[Records]
========================

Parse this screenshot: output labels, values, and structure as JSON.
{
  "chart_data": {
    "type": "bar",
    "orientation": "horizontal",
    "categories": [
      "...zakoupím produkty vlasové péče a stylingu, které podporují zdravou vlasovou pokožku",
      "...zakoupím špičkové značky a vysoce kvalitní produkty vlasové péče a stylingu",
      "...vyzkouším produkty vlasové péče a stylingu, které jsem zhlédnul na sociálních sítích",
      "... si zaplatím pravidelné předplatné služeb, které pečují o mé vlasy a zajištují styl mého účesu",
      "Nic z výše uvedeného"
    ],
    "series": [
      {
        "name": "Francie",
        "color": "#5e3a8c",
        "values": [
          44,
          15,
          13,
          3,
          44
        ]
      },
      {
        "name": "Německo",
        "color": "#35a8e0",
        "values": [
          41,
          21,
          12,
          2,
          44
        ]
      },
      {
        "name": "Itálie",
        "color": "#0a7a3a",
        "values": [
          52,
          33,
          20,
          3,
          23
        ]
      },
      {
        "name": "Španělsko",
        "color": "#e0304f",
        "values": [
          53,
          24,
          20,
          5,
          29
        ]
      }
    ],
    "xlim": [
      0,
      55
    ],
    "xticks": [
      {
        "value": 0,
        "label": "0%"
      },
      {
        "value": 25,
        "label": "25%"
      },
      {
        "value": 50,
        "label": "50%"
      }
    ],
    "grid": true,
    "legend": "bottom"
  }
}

========================

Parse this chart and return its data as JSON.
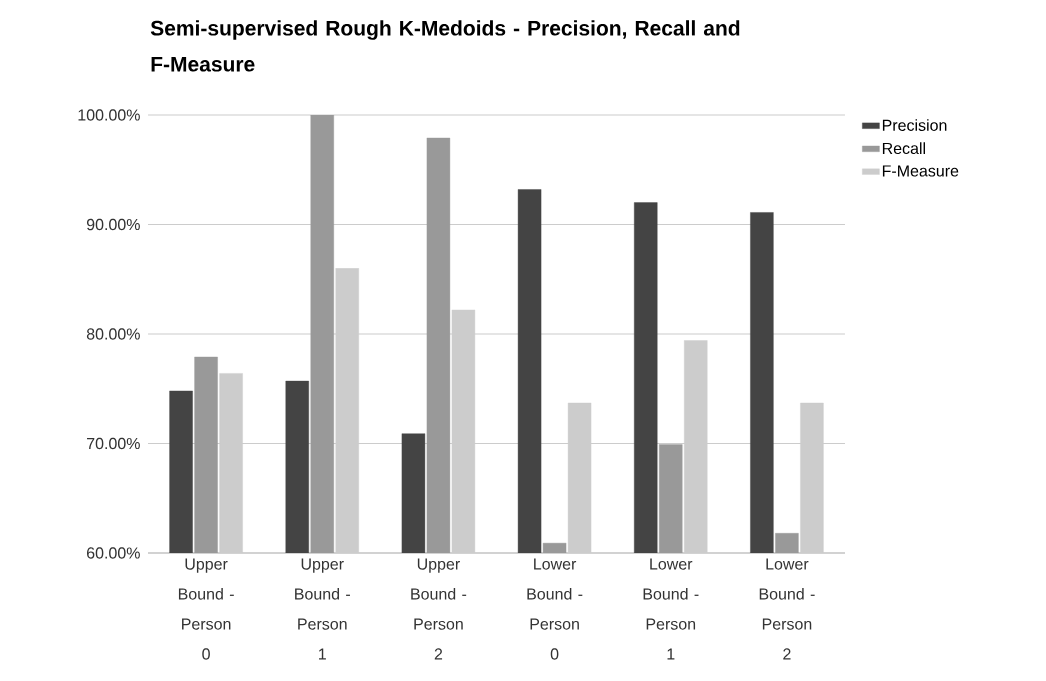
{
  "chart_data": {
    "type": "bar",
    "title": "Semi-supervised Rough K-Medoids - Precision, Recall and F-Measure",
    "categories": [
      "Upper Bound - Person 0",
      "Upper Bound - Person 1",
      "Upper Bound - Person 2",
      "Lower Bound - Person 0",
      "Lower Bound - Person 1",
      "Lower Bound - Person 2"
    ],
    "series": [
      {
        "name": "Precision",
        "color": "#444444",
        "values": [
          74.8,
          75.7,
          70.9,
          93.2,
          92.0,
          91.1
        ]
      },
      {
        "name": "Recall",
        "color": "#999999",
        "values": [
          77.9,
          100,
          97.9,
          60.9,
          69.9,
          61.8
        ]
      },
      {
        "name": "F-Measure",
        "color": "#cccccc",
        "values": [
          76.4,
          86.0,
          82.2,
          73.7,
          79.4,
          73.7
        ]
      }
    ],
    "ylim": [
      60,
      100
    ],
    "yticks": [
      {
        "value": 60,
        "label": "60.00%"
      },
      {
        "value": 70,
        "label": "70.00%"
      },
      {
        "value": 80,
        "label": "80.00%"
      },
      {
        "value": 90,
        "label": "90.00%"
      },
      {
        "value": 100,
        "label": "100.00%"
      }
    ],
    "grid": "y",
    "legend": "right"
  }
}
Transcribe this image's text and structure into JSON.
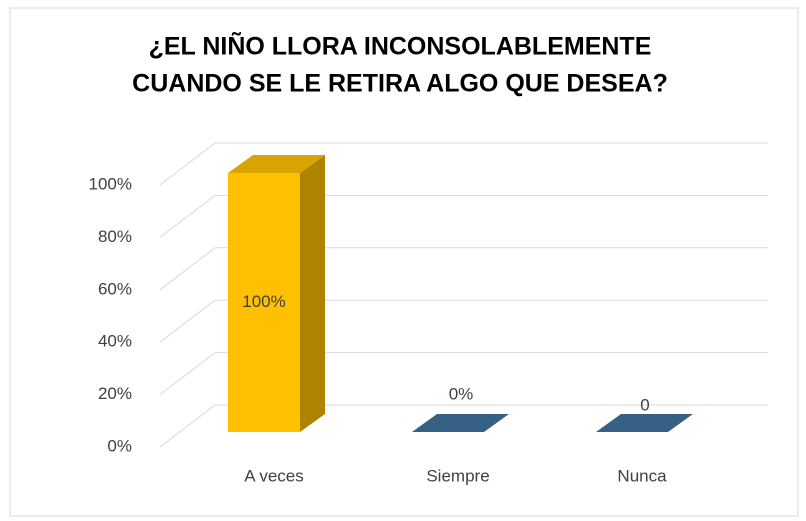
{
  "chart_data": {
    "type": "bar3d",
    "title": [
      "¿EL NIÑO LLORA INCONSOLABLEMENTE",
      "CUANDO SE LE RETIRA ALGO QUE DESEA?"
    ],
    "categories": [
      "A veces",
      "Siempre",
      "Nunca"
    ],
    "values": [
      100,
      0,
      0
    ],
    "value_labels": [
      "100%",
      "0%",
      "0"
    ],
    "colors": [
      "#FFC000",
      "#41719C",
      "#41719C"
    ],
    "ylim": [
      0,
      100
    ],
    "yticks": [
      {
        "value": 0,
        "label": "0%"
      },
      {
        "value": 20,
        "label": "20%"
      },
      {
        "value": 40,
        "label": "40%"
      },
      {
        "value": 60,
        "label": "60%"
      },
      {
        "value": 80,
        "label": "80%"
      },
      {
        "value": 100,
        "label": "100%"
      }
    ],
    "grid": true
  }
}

========================

[GOAL]
Look for the word "Measure" in every line of the listing and copy the lines that have it.

[EXERCISE SOLUTION]
    "title": "Semi-supervised Rough K-Medoids - Precision, Recall and F-Measure",
        "name": "F-Measure",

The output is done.